**WHAT THE TASK REQUIRES**
Every line must be returned precisely as it is written.

**RECORDS**

◇ ◇ ◇ ◇ ◇

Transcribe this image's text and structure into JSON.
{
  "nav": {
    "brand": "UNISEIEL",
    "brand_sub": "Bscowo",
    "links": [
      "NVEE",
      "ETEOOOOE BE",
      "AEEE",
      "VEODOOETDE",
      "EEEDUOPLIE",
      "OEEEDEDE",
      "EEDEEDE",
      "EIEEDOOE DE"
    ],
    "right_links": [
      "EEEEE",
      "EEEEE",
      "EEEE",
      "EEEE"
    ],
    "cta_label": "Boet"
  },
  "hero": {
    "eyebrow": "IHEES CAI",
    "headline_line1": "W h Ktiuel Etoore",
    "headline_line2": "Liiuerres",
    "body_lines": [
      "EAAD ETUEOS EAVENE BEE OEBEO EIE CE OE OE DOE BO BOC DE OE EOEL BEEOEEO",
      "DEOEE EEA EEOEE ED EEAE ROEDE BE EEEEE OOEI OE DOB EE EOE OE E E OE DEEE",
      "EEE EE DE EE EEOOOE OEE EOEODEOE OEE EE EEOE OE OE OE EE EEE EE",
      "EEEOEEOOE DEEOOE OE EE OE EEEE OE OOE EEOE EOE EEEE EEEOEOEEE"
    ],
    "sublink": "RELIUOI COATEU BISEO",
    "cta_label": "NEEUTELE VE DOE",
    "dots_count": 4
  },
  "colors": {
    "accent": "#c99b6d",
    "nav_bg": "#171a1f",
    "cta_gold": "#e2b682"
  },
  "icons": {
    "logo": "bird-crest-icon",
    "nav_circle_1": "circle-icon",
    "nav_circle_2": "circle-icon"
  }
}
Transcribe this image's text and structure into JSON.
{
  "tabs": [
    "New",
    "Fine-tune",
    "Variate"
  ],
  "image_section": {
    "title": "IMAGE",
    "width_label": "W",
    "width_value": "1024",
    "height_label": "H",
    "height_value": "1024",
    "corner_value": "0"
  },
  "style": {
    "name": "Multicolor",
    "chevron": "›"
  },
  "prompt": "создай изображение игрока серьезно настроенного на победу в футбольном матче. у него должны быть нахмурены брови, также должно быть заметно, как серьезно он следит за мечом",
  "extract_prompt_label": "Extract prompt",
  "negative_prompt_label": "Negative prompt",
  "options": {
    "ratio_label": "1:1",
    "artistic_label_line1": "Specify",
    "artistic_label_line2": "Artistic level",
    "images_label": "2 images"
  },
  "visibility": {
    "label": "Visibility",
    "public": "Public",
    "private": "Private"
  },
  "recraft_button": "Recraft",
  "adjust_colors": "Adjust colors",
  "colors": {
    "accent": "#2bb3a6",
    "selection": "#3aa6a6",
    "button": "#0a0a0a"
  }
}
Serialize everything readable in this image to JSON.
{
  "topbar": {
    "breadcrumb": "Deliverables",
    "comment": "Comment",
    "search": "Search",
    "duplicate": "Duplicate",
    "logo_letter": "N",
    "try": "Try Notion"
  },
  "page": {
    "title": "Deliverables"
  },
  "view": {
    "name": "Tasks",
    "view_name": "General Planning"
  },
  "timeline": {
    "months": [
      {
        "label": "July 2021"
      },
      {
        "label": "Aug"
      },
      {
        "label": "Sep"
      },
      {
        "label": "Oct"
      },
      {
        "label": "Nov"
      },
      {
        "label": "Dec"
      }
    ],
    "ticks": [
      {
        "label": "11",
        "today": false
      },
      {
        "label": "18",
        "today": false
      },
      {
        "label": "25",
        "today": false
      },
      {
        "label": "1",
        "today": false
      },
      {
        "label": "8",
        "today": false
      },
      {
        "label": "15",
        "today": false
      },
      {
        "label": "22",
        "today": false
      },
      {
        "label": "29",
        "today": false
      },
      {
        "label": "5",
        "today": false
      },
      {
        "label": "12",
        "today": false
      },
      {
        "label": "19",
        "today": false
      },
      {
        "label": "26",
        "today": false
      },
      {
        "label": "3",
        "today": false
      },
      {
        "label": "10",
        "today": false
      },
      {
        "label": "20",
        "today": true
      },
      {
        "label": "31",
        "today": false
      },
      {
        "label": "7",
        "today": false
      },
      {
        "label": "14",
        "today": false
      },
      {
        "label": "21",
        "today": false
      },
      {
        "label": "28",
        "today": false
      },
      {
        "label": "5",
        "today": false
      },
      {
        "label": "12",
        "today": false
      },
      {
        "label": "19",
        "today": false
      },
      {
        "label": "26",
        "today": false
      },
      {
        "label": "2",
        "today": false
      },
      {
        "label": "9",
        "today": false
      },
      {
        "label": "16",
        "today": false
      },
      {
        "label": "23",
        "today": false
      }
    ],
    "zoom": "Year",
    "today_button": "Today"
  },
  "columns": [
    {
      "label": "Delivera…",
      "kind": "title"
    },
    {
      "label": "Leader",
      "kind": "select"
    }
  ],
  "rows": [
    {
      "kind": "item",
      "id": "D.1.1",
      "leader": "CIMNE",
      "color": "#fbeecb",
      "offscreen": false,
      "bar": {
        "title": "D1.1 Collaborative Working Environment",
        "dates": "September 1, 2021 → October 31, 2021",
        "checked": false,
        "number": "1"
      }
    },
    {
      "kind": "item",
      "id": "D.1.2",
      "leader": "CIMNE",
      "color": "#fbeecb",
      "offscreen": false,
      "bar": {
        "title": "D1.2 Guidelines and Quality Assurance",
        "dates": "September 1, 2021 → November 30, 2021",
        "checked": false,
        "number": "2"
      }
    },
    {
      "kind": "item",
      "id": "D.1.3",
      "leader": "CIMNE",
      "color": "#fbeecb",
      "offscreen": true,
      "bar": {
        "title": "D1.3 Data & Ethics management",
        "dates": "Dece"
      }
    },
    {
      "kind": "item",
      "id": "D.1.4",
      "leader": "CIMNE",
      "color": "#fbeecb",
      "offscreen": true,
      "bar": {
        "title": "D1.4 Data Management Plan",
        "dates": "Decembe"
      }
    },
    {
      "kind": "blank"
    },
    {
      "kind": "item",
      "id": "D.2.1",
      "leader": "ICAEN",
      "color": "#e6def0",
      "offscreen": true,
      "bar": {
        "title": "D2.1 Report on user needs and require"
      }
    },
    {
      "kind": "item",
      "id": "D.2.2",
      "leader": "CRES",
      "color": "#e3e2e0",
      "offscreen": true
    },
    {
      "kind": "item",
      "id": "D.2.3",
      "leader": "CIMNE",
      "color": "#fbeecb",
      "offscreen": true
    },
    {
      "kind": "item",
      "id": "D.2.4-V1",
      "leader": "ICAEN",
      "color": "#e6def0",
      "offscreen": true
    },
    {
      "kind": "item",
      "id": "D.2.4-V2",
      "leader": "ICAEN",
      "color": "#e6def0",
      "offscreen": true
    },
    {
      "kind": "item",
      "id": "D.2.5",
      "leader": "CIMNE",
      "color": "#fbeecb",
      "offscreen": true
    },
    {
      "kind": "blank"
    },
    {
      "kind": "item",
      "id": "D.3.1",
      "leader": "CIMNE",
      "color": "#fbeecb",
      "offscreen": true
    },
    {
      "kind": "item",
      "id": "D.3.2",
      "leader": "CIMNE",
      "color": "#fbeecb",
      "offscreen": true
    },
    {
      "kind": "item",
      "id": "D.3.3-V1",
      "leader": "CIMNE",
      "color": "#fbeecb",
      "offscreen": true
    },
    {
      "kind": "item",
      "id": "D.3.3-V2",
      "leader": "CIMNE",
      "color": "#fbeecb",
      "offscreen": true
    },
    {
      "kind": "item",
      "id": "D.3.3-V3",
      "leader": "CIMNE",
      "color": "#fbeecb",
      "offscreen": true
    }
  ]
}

◇ ◇ ◇ ◇ ◇

**ANSWER**
Transcribe this image's text and structure into JSON.
{
  "nav": {
    "brand": "UNISEIEL",
    "brand_sub": "Bscowo",
    "links": [
      "NVEE",
      "ETEOOOOE BE",
      "AEEE",
      "VEODOOETDE",
      "EEEDUOPLIE",
      "OEEEDEDE",
      "EEDEEDE",
      "EIEEDOOE DE"
    ],
    "right_links": [
      "EEEEE",
      "EEEEE",
      "EEEE",
      "EEEE"
    ],
    "cta_label": "Boet"
  },
  "hero": {
    "eyebrow": "IHEES CAI",
    "headline_line1": "W h Ktiuel Etoore",
    "headline_line2": "Liiuerres",
    "body_lines": [
      "EAAD ETUEOS EAVENE BEE OEBEO EIE CE OE OE DOE BO BOC DE OE EOEL BEEOEEO",
      "DEOEE EEA EEOEE ED EEAE ROEDE BE EEEEE OOEI OE DOB EE EOE OE E E OE DEEE",
      "EEE EE DE EE EEOOOE OEE EOEODEOE OEE EE EEOE OE OE OE EE EEE EE",
      "EEEOEEOOE DEEOOE OE EE OE EEEE OE OOE EEOE EOE EEEE EEEOEOEEE"
    ],
    "sublink": "RELIUOI COATEU BISEO",
    "cta_label": "NEEUTELE VE DOE",
    "dots_count": 4
  },
  "colors": {
    "accent": "#c99b6d",
    "nav_bg": "#171a1f",
    "cta_gold": "#e2b682"
  },
  "icons": {
    "logo": "bird-crest-icon",
    "nav_circle_1": "circle-icon",
    "nav_circle_2": "circle-icon"
  }
}
Transcribe this image's text and structure into JSON.
{
  "tabs": [
    "New",
    "Fine-tune",
    "Variate"
  ],
  "image_section": {
    "title": "IMAGE",
    "width_label": "W",
    "width_value": "1024",
    "height_label": "H",
    "height_value": "1024",
    "corner_value": "0"
  },
  "style": {
    "name": "Multicolor",
    "chevron": "›"
  },
  "prompt": "создай изображение игрока серьезно настроенного на победу в футбольном матче. у него должны быть нахмурены брови, также должно быть заметно, как серьезно он следит за мечом",
  "extract_prompt_label": "Extract prompt",
  "negative_prompt_label": "Negative prompt",
  "options": {
    "ratio_label": "1:1",
    "artistic_label_line1": "Specify",
    "artistic_label_line2": "Artistic level",
    "images_label": "2 images"
  },
  "visibility": {
    "label": "Visibility",
    "public": "Public",
    "private": "Private"
  },
  "recraft_button": "Recraft",
  "adjust_colors": "Adjust colors",
  "colors": {
    "accent": "#2bb3a6",
    "selection": "#3aa6a6",
    "button": "#0a0a0a"
  }
}
Serialize everything readable in this image to JSON.
{
  "topbar": {
    "breadcrumb": "Deliverables",
    "comment": "Comment",
    "search": "Search",
    "duplicate": "Duplicate",
    "logo_letter": "N",
    "try": "Try Notion"
  },
  "page": {
    "title": "Deliverables"
  },
  "view": {
    "name": "Tasks",
    "view_name": "General Planning"
  },
  "timeline": {
    "months": [
      {
        "label": "July 2021"
      },
      {
        "label": "Aug"
      },
      {
        "label": "Sep"
      },
      {
        "label": "Oct"
      },
      {
        "label": "Nov"
      },
      {
        "label": "Dec"
      }
    ],
    "ticks": [
      {
        "label": "11",
        "today": false
      },
      {
        "label": "18",
        "today": false
      },
      {
        "label": "25",
        "today": false
      },
      {
        "label": "1",
        "today": false
      },
      {
        "label": "8",
        "today": false
      },
      {
        "label": "15",
        "today": false
      },
      {
        "label": "22",
        "today": false
      },
      {
        "label": "29",
        "today": false
      },
      {
        "label": "5",
        "today": false
      },
      {
        "label": "12",
        "today": false
      },
      {
        "label": "19",
        "today": false
      },
      {
        "label": "26",
        "today": false
      },
      {
        "label": "3",
        "today": false
      },
      {
        "label": "10",
        "today": false
      },
      {
        "label": "20",
        "today": true
      },
      {
        "label": "31",
        "today": false
      },
      {
        "label": "7",
        "today": false
      },
      {
        "label": "14",
        "today": false
      },
      {
        "label": "21",
        "today": false
      },
      {
        "label": "28",
        "today": false
      },
      {
        "label": "5",
        "today": false
      },
      {
        "label": "12",
        "today": false
      },
      {
        "label": "19",
        "today": false
      },
      {
        "label": "26",
        "today": false
      },
      {
        "label": "2",
        "today": false
      },
      {
        "label": "9",
        "today": false
      },
      {
        "label": "16",
        "today": false
      },
      {
        "label": "23",
        "today": false
      }
    ],
    "zoom": "Year",
    "today_button": "Today"
  },
  "columns": [
    {
      "label": "Delivera…",
      "kind": "title"
    },
    {
      "label": "Leader",
      "kind": "select"
    }
  ],
  "rows": [
    {
      "kind": "item",
      "id": "D.1.1",
      "leader": "CIMNE",
      "color": "#fbeecb",
      "offscreen": false,
      "bar": {
        "title": "D1.1 Collaborative Working Environment",
        "dates": "September 1, 2021 → October 31, 2021",
        "checked": false,
        "number": "1"
      }
    },
    {
      "kind": "item",
      "id": "D.1.2",
      "leader": "CIMNE",
      "color": "#fbeecb",
      "offscreen": false,
      "bar": {
        "title": "D1.2 Guidelines and Quality Assurance",
        "dates": "September 1, 2021 → November 30, 2021",
        "checked": false,
        "number": "2"
      }
    },
    {
      "kind": "item",
      "id": "D.1.3",
      "leader": "CIMNE",
      "color": "#fbeecb",
      "offscreen": true,
      "bar": {
        "title": "D1.3 Data & Ethics management",
        "dates": "Dece"
      }
    },
    {
      "kind": "item",
      "id": "D.1.4",
      "leader": "CIMNE",
      "color": "#fbeecb",
      "offscreen": true,
      "bar": {
        "title": "D1.4 Data Management Plan",
        "dates": "Decembe"
      }
    },
    {
      "kind": "blank"
    },
    {
      "kind": "item",
      "id": "D.2.1",
      "leader": "ICAEN",
      "color": "#e6def0",
      "offscreen": true,
      "bar": {
        "title": "D2.1 Report on user needs and require"
      }
    },
    {
      "kind": "item",
      "id": "D.2.2",
      "leader": "CRES",
      "color": "#e3e2e0",
      "offscreen": true
    },
    {
      "kind": "item",
      "id": "D.2.3",
      "leader": "CIMNE",
      "color": "#fbeecb",
      "offscreen": true
    },
    {
      "kind": "item",
      "id": "D.2.4-V1",
      "leader": "ICAEN",
      "color": "#e6def0",
      "offscreen": true
    },
    {
      "kind": "item",
      "id": "D.2.4-V2",
      "leader": "ICAEN",
      "color": "#e6def0",
      "offscreen": true
    },
    {
      "kind": "item",
      "id": "D.2.5",
      "leader": "CIMNE",
      "color": "#fbeecb",
      "offscreen": true
    },
    {
      "kind": "blank"
    },
    {
      "kind": "item",
      "id": "D.3.1",
      "leader": "CIMNE",
      "color": "#fbeecb",
      "offscreen": true
    },
    {
      "kind": "item",
      "id": "D.3.2",
      "leader": "CIMNE",
      "color": "#fbeecb",
      "offscreen": true
    },
    {
      "kind": "item",
      "id": "D.3.3-V1",
      "leader": "CIMNE",
      "color": "#fbeecb",
      "offscreen": true
    },
    {
      "kind": "item",
      "id": "D.3.3-V2",
      "leader": "CIMNE",
      "color": "#fbeecb",
      "offscreen": true
    },
    {
      "kind": "item",
      "id": "D.3.3-V3",
      "leader": "CIMNE",
      "color": "#fbeecb",
      "offscreen": true
    }
  ]
}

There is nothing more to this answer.